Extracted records
________
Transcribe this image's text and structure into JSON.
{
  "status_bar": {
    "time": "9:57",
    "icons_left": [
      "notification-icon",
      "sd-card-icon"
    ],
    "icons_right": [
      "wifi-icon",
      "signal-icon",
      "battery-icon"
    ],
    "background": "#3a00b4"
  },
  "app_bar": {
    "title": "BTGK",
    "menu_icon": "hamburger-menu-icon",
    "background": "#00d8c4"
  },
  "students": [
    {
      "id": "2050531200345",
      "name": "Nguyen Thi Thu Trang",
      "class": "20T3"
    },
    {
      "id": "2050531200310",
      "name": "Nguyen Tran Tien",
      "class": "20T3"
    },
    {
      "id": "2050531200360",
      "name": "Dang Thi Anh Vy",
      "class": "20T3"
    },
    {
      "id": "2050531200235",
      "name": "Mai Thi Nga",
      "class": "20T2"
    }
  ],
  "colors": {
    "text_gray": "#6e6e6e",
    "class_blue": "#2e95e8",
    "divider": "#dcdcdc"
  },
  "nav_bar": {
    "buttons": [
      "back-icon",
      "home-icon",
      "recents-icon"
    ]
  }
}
________
● WHAT THE EXERCISE ASKS: Show every line from the listing above in which the string "Nguyen" appears.

● WRITTEN ANSWER:
      "name": "Nguyen Thi Thu Trang",
      "name": "Nguyen Tran Tien",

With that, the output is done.